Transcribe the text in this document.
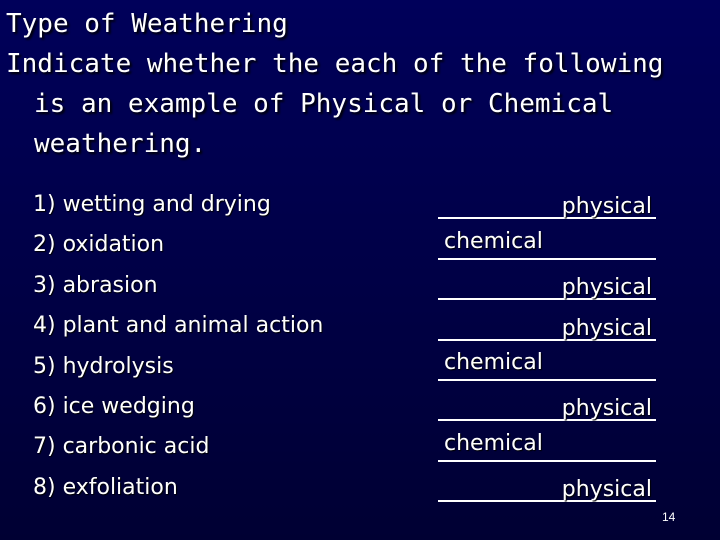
Type of Weathering
Indicate whether the each of the following
is an example of Physical or Chemical
weathering.
1) wetting and drying
2) oxidation
3) abrasion
4) plant and animal action
5) hydrolysis
6) ice wedging
7) carbonic acid
8) exfoliation
physical
chemical
physical
physical
chemical
physical
chemical
physical
14
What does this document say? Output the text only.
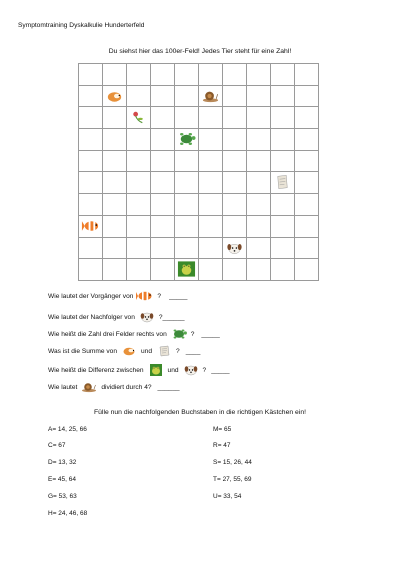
Symptomtraining Dyskalkulie Hunderterfeld
Du siehst hier das 100er-Feld! Jedes Tier steht für eine Zahl!
Wie lautet der Vorgänger von	? _____
Wie lautet der Nachfolger von	? ______
Wie heißt die Zahl drei Felder rechts von	? _____
Was ist die Summe von	und	? ____
Wie heißt die Differenz zwischen	und	? _____
Wie lautet	dividiert durch 4? ______
Fülle nun die nachfolgenden Buchstaben in die richtigen Kästchen ein!
A= 14, 25, 66
C= 67
D= 13, 32
E= 45, 64
G= 53, 63
H= 24, 46, 68
M= 65
R= 47
S= 15, 26, 44
T= 27, 55, 69
U= 33, 54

§ **DIRECTIONS FOR THIS TASK**
Your output should consist solely of the lines from the line containing "What does this" through the last line of the entries, verbatim, minus any pictures.

§ **ANSWER FOR THIS EXERCISE**
What does this document say? Output the text only.
Symptomtraining Dyskalkulie Hunderterfeld
Du siehst hier das 100er-Feld! Jedes Tier steht für eine Zahl!
Wie lautet der Vorgänger von	? _____
Wie lautet der Nachfolger von	? ______
Wie heißt die Zahl drei Felder rechts von	? _____
Was ist die Summe von	und	? ____
Wie heißt die Differenz zwischen	und	? _____
Wie lautet	dividiert durch 4? ______
Fülle nun die nachfolgenden Buchstaben in die richtigen Kästchen ein!
A= 14, 25, 66
C= 67
D= 13, 32
E= 45, 64
G= 53, 63
H= 24, 46, 68
M= 65
R= 47
S= 15, 26, 44
T= 27, 55, 69
U= 33, 54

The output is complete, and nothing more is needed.